>>>>
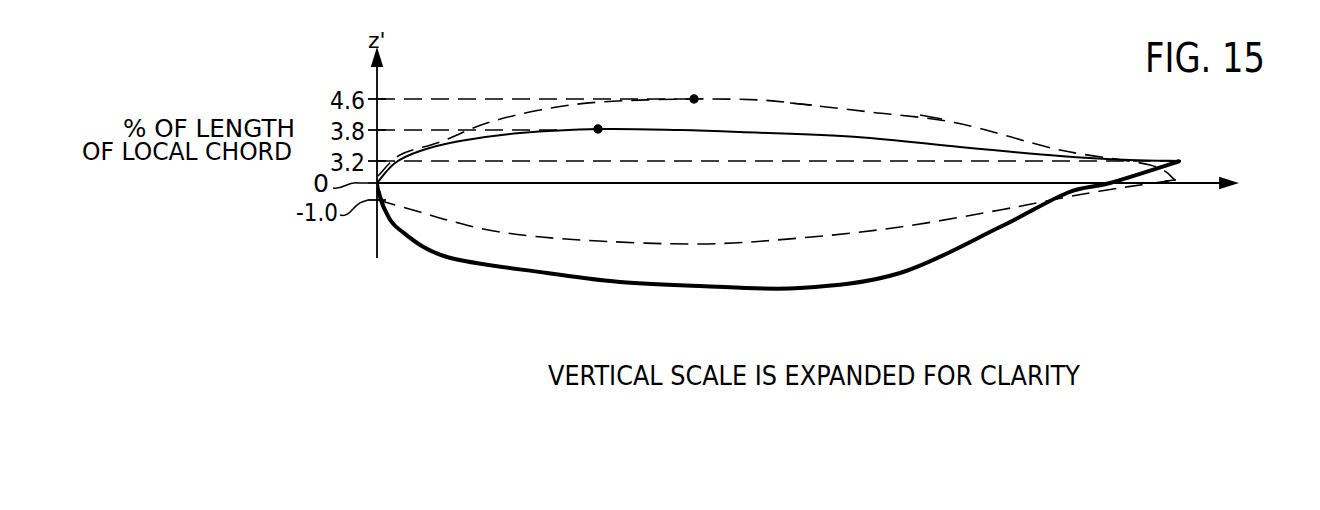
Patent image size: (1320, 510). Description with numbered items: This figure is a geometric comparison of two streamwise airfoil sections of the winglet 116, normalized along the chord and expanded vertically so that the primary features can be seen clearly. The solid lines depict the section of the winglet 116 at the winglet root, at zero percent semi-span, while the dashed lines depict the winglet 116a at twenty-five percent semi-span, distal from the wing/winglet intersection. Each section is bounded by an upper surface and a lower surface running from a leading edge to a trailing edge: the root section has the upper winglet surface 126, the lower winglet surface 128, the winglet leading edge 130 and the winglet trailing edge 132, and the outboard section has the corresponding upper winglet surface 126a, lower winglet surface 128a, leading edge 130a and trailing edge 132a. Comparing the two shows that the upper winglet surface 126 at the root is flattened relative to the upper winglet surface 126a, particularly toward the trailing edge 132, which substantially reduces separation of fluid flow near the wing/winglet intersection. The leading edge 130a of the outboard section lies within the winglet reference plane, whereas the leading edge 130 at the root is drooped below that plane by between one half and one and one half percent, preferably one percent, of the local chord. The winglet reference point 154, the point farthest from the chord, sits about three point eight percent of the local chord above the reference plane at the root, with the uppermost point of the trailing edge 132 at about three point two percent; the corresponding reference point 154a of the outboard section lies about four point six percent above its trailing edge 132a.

The winglet 116 is at (857, 137).
The winglet at 25±3% winglet semi-span 116a is at (800, 100).
The upper winglet surface 126 is at (1000, 147).
The upper winglet surface at 25±3% winglet semi-span 126a is at (930, 116).
The lower winglet surface 128 is at (895, 276).
The lower winglet surface at 25±3% winglet semi-span 128a is at (935, 222).
The winglet leading edge 130 is at (385, 195).
The winglet leading edge at 25±3% winglet semi-span 130a is at (382, 187).
The winglet trailing edge 132 is at (1180, 161).
The winglet trailing edge at 25±3% winglet semi-span 132a is at (1190, 176).
The winglet reference point 154 is at (598, 129).
The winglet reference point at 25±3% winglet semi-span 154a is at (694, 99).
<<<<
Problem statement: Reproduce every item above word for word, leaving out the pictures.

Written response:
Patent image size: (1320, 510). Description with numbered items: This figure is a geometric comparison of two streamwise airfoil sections of the winglet 116, normalized along the chord and expanded vertically so that the primary features can be seen clearly. The solid lines depict the section of the winglet 116 at the winglet root, at zero percent semi-span, while the dashed lines depict the winglet 116a at twenty-five percent semi-span, distal from the wing/winglet intersection. Each section is bounded by an upper surface and a lower surface running from a leading edge to a trailing edge: the root section has the upper winglet surface 126, the lower winglet surface 128, the winglet leading edge 130 and the winglet trailing edge 132, and the outboard section has the corresponding upper winglet surface 126a, lower winglet surface 128a, leading edge 130a and trailing edge 132a. Comparing the two shows that the upper winglet surface 126 at the root is flattened relative to the upper winglet surface 126a, particularly toward the trailing edge 132, which substantially reduces separation of fluid flow near the wing/winglet intersection. The leading edge 130a of the outboard section lies within the winglet reference plane, whereas the leading edge 130 at the root is drooped below that plane by between one half and one and one half percent, preferably one percent, of the local chord. The winglet reference point 154, the point farthest from the chord, sits about three point eight percent of the local chord above the reference plane at the root, with the uppermost point of the trailing edge 132 at about three point two percent; the corresponding reference point 154a of the outboard section lies about four point six percent above its trailing edge 132a.

The winglet 116 is at (857, 137).
The winglet at 25±3% winglet semi-span 116a is at (800, 100).
The upper winglet surface 126 is at (1000, 147).
The upper winglet surface at 25±3% winglet semi-span 126a is at (930, 116).
The lower winglet surface 128 is at (895, 276).
The lower winglet surface at 25±3% winglet semi-span 128a is at (935, 222).
The winglet leading edge 130 is at (385, 195).
The winglet leading edge at 25±3% winglet semi-span 130a is at (382, 187).
The winglet trailing edge 132 is at (1180, 161).
The winglet trailing edge at 25±3% winglet semi-span 132a is at (1190, 176).
The winglet reference point 154 is at (598, 129).
The winglet reference point at 25±3% winglet semi-span 154a is at (694, 99).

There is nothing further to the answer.